Skip to content
Jacob Nelson edited this page Jun 1, 2015 · 5 revisions

Follow the instructions on our docker image here: https://registry.hub.docker.com/u/uwsampa/giraph-docker/

What's below here is old and broken.

Old instructions

These instructions will help build a recent release of Giraph. This builds jar files with include dependencies, which are not included in the release tarball from the Giraph website. You should be able to use a release tarball too, but using the jars with dependencies was easier for our simple experiments.

Prerequisites

You must have the following installed to build and use Giraph:

  • Java 1.6 or later
  • Maven 3 or later
  • A supported version of Hadoop, as described here. This tutorial assumes Hadoop 2.6.0, with Yarn.

Step 1: Get the Giraph source

git clone https://git-wip-us.apache.org/repos/asf/giraph.git

Step 2: Build most recent release

git co -t origin/release-1.1

Step 3: Build Giraph for our Hadoop version

First, get rid of this symbol as described here: [[http://mail-archives.apache.org/mod_mbox/giraph-user/201501.mbox/%[email protected]%3E]]

Then, change into the giraph directory and run this command:

mvn -Phadoop_yarn -Dhadoop.version=2.6.0 -DskipTests package

Step 4: Prepare library dependences.

• [Dataset extract]:
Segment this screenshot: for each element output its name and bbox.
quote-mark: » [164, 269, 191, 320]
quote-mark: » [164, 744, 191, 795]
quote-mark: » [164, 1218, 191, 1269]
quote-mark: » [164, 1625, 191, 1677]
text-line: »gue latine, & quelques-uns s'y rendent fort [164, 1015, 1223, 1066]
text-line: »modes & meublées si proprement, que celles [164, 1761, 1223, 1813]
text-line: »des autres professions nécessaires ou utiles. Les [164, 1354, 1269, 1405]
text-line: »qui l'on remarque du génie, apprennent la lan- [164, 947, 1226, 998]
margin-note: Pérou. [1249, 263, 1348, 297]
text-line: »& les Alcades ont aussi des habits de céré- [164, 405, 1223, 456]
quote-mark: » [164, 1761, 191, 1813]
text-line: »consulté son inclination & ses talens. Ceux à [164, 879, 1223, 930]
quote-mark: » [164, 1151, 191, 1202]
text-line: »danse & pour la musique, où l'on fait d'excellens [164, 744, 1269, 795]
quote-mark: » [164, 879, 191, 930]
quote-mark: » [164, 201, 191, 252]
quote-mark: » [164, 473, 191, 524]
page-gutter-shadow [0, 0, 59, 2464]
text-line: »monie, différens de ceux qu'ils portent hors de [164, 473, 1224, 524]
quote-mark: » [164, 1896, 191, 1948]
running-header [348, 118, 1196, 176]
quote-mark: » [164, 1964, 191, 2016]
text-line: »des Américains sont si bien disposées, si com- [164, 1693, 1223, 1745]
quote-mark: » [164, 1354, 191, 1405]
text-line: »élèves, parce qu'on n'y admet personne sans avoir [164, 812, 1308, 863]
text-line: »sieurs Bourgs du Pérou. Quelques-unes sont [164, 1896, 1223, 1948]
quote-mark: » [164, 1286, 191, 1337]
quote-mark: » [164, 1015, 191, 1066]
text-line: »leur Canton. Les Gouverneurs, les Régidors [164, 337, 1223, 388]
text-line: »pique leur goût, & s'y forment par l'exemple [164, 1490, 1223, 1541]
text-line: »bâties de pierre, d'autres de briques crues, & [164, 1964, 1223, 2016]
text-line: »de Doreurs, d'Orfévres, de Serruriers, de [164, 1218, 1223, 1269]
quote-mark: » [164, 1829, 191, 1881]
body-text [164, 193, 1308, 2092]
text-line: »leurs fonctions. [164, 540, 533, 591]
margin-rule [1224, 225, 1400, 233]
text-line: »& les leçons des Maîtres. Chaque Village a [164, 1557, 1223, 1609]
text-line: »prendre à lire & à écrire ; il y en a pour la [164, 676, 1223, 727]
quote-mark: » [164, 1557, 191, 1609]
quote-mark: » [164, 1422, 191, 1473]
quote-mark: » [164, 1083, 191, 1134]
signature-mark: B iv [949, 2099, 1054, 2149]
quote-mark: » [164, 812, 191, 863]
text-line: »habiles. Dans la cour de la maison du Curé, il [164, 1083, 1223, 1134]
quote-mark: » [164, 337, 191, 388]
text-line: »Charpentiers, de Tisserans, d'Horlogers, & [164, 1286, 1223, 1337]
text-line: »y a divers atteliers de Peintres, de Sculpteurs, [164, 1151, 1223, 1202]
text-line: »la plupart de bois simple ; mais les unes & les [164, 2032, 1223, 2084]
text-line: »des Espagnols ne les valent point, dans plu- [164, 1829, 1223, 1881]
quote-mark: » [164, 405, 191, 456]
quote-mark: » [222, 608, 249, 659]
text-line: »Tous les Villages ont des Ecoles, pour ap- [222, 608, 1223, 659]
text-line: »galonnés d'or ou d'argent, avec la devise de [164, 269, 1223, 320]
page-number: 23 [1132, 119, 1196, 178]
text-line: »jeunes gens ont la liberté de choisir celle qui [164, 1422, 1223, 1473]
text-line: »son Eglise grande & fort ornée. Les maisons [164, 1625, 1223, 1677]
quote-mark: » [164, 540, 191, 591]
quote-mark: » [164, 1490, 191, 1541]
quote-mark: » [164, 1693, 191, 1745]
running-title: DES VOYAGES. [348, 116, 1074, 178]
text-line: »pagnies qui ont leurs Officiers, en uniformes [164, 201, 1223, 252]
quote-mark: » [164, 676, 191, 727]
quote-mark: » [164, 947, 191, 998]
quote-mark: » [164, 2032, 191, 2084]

• [Problem]:
Answer these about the Giraph build page:
1. Which version of Hadoop does the tutorial assume?
2. Which release branch is checked out in Step 2?
3. Which option in the Step 3 build command skips tests?

• [Result of this exercise]:
1. Hadoop 2.6.0, with Yarn.
2. origin/release-1.1
3. -DskipTests